- _WHAT THE TASK ASKS_: Copy out the entries below in full and exactly.

[Records contained in a dataset]
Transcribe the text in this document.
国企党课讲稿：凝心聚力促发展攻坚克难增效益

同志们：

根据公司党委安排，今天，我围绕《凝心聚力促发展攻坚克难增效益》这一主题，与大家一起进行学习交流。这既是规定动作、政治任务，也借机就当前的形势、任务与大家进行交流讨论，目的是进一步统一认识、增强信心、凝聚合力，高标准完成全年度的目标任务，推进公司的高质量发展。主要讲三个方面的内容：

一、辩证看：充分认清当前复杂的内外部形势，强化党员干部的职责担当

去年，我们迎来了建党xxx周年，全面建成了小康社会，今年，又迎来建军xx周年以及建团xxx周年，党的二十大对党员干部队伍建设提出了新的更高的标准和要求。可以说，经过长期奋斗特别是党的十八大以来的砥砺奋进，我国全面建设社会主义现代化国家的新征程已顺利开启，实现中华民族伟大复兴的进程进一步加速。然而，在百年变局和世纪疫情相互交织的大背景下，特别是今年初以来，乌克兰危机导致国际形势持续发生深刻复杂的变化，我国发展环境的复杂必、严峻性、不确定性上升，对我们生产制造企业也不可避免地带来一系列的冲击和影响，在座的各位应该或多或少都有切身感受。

- _FINAL RESULT_:
Transcribe the text in this document.
国企党课讲稿：凝心聚力促发展攻坚克难增效益

同志们：

根据公司党委安排，今天，我围绕《凝心聚力促发展攻坚克难增效益》这一主题，与大家一起进行学习交流。这既是规定动作、政治任务，也借机就当前的形势、任务与大家进行交流讨论，目的是进一步统一认识、增强信心、凝聚合力，高标准完成全年度的目标任务，推进公司的高质量发展。主要讲三个方面的内容：

一、辩证看：充分认清当前复杂的内外部形势，强化党员干部的职责担当

去年，我们迎来了建党xxx周年，全面建成了小康社会，今年，又迎来建军xx周年以及建团xxx周年，党的二十大对党员干部队伍建设提出了新的更高的标准和要求。可以说，经过长期奋斗特别是党的十八大以来的砥砺奋进，我国全面建设社会主义现代化国家的新征程已顺利开启，实现中华民族伟大复兴的进程进一步加速。然而，在百年变局和世纪疫情相互交织的大背景下，特别是今年初以来，乌克兰危机导致国际形势持续发生深刻复杂的变化，我国发展环境的复杂必、严峻性、不确定性上升，对我们生产制造企业也不可避免地带来一系列的冲击和影响，在座的各位应该或多或少都有切身感受。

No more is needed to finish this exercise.